[Extracted data entries]
• • • • • • •

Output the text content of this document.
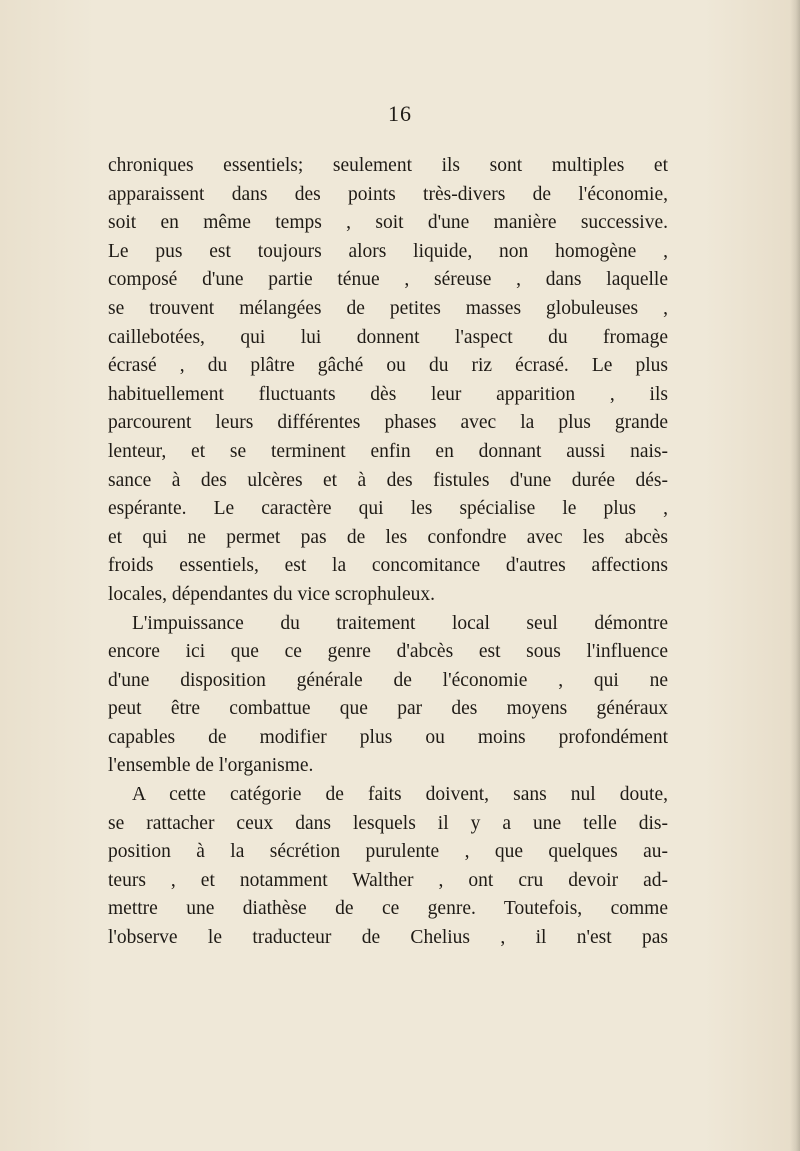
16
chroniques essentiels; seulement ils sont multiples et
apparaissent dans des points très-divers de l'économie,
soit en même temps , soit d'une manière successive.
Le pus est toujours alors liquide, non homogène ,
composé d'une partie ténue , séreuse , dans laquelle
se trouvent mélangées de petites masses globuleuses ,
caillebotées, qui lui donnent l'aspect du fromage
écrasé , du plâtre gâché ou du riz écrasé. Le plus
habituellement fluctuants dès leur apparition , ils
parcourent leurs différentes phases avec la plus grande
lenteur, et se terminent enfin en donnant aussi nais-
sance à des ulcères et à des fistules d'une durée dés-
espérante. Le caractère qui les spécialise le plus ,
et qui ne permet pas de les confondre avec les abcès
froids essentiels, est la concomitance d'autres affections
locales, dépendantes du vice scrophuleux.
L'impuissance du traitement local seul démontre
encore ici que ce genre d'abcès est sous l'influence
d'une disposition générale de l'économie , qui ne
peut être combattue que par des moyens généraux
capables de modifier plus ou moins profondément
l'ensemble de l'organisme.
A cette catégorie de faits doivent, sans nul doute,
se rattacher ceux dans lesquels il y a une telle dis-
position à la sécrétion purulente , que quelques au-
teurs , et notamment Walther , ont cru devoir ad-
mettre une diathèse de ce genre. Toutefois, comme
l'observe le traducteur de Chelius , il n'est pas
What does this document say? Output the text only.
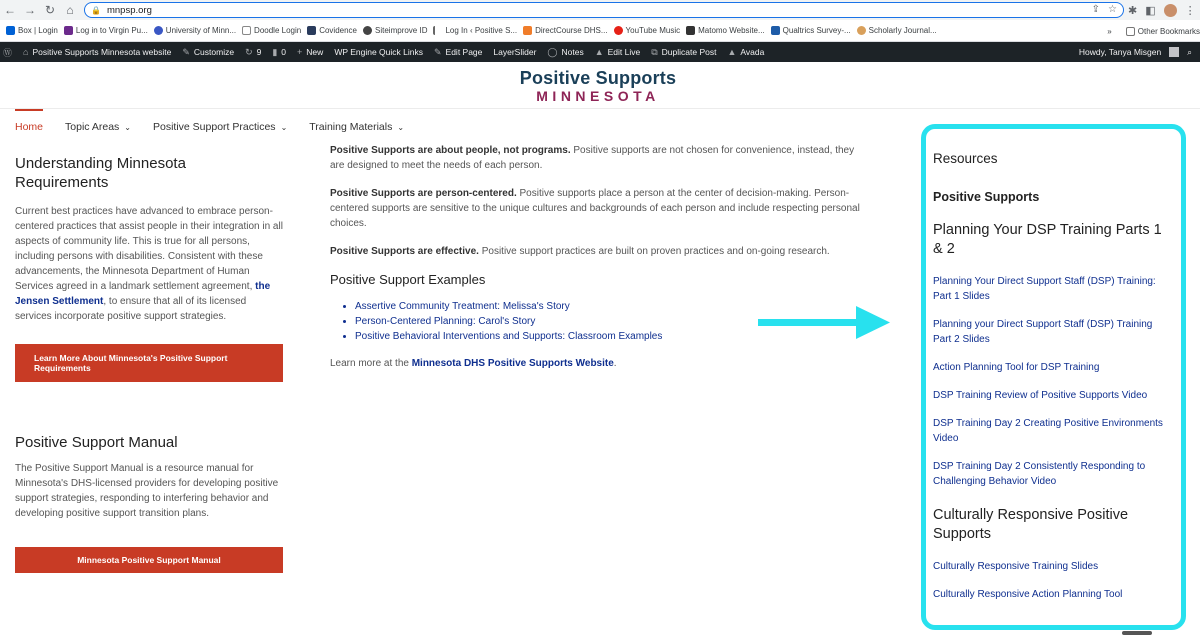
← → ↻ ⌂	🔒 mnpsp.org	⇪ ☆ ✱ ◧	⋮
Box | Login Log in to Virgin Pu... University of Minn... Doodle Login Covidence Siteimprove ID Log In ‹ Positive S... DirectCourse DHS... YouTube Music Matomo Website... Qualtrics Survey-... Scholarly Journal...	»	Other Bookmarks
Ⓦ ⌂ Positive Supports Minnesota website ✎ Customize ↻ 9 ▮ 0 + New WP Engine Quick Links ✎ Edit Page LayerSlider ◯ Notes ▲ Edit Live ⧉ Duplicate Post ▲ Avada	Howdy, Tanya Misgen	⌕
Positive Supports
MINNESOTA
Home Topic Areas ⌄ Positive Support Practices ⌄ Training Materials ⌄
Understanding Minnesota Requirements

Current best practices have advanced to embrace person-centered practices that assist people in their integration in all aspects of community life. This is true for all persons, including persons with disabilities. Consistent with these advancements, the Minnesota Department of Human Services agreed in a landmark settlement agreement, the Jensen Settlement, to ensure that all of its licensed services incorporate positive support strategies.

Learn More About Minnesota's Positive Support Requirements
Positive Support Manual

The Positive Support Manual is a resource manual for Minnesota's DHS-licensed providers for developing positive support strategies, responding to interfering behavior and developing positive support transition plans.

Minnesota Positive Support Manual

Positive Supports are about people, not programs. Positive supports are not chosen for convenience, instead, they are designed to meet the needs of each person.

Positive Supports are person-centered. Positive supports place a person at the center of decision-making. Person-centered supports are sensitive to the unique cultures and backgrounds of each person and include respecting personal choices.

Positive Supports are effective. Positive support practices are built on proven practices and on-going research.

Positive Support Examples
• Assertive Community Treatment: Melissa's Story
• Person-Centered Planning: Carol's Story
• Positive Behavioral Interventions and Supports: Classroom Examples

Learn more at the Minnesota DHS Positive Supports Website.

Resources
Positive Supports
Planning Your DSP Training Parts 1 & 2
Planning Your Direct Support Staff (DSP) Training: Part 1 Slides
Planning your Direct Support Staff (DSP) Training Part 2 Slides
Action Planning Tool for DSP Training
DSP Training Review of Positive Supports Video
DSP Training Day 2 Creating Positive Environments Video
DSP Training Day 2 Consistently Responding to Challenging Behavior Video
Culturally Responsive Positive Supports
Culturally Responsive Training Slides
Culturally Responsive Action Planning Tool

• • • • • • •

Looking at the records above, work out how many lines include the word "Staff", then give that number by itself.

2